What is asked: Gather each line of the records where "видео" appears.

Dataset excerpts:
▶
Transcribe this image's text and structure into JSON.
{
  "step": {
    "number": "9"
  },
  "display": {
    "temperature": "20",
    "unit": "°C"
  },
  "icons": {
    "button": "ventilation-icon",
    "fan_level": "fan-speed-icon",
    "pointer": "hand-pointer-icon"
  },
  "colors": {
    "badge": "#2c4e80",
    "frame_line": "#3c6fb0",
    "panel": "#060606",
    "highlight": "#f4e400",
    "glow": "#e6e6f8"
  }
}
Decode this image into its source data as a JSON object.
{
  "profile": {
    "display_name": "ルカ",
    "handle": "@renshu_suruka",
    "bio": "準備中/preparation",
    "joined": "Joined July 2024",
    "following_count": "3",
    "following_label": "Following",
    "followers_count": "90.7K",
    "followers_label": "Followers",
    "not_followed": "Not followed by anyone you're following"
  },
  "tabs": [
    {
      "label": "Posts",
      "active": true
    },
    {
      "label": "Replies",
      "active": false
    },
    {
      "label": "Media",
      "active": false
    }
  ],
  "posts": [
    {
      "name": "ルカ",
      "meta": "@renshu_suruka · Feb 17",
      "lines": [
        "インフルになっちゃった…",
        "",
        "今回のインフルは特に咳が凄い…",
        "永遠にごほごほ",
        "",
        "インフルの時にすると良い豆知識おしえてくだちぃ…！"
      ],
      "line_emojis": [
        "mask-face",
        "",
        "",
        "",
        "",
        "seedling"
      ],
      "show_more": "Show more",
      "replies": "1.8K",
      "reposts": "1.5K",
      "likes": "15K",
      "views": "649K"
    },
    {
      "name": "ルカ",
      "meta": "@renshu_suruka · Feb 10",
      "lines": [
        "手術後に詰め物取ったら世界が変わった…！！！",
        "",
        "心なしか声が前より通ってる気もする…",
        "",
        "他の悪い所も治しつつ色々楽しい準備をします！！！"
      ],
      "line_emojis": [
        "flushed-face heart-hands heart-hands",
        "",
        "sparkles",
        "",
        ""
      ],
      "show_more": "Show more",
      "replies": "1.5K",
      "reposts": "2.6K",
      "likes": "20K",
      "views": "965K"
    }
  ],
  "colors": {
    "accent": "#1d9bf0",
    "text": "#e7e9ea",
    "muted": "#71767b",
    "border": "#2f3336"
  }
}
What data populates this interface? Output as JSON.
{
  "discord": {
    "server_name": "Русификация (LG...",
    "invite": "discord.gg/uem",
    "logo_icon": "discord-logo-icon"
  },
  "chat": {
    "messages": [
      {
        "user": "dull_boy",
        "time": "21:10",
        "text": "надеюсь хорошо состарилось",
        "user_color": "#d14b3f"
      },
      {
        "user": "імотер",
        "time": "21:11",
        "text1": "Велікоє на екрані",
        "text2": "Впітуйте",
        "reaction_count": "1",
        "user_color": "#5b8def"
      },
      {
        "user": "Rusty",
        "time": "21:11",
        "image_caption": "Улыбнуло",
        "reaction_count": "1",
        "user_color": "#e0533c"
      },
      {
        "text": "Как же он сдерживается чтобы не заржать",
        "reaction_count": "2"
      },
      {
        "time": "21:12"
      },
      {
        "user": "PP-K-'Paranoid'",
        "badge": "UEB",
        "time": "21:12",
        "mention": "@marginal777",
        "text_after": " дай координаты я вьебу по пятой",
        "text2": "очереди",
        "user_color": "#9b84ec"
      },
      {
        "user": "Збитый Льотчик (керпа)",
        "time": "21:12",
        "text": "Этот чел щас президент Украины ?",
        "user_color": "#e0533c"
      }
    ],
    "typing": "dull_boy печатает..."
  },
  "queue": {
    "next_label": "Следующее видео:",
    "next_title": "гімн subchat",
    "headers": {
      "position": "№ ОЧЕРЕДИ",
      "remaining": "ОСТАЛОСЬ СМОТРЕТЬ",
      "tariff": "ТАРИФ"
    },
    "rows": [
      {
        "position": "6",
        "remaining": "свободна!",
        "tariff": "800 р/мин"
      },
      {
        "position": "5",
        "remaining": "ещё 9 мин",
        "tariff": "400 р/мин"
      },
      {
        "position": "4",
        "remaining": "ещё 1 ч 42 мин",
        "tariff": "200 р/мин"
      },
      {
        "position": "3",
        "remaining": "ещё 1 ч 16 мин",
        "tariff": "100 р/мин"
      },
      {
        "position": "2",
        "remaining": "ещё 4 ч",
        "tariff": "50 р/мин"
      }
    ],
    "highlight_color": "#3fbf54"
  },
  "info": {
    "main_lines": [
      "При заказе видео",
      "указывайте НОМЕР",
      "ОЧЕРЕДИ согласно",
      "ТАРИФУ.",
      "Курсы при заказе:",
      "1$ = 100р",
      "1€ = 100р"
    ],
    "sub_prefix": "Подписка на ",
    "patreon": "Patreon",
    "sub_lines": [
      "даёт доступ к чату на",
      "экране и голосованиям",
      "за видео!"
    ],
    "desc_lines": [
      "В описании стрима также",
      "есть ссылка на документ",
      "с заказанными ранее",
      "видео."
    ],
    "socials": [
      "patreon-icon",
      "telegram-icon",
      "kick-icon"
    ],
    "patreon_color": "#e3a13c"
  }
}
◀
Output of the exercise:
    "next_label": "Следующее видео:",
      "При заказе видео",
      "за видео!"
      "видео."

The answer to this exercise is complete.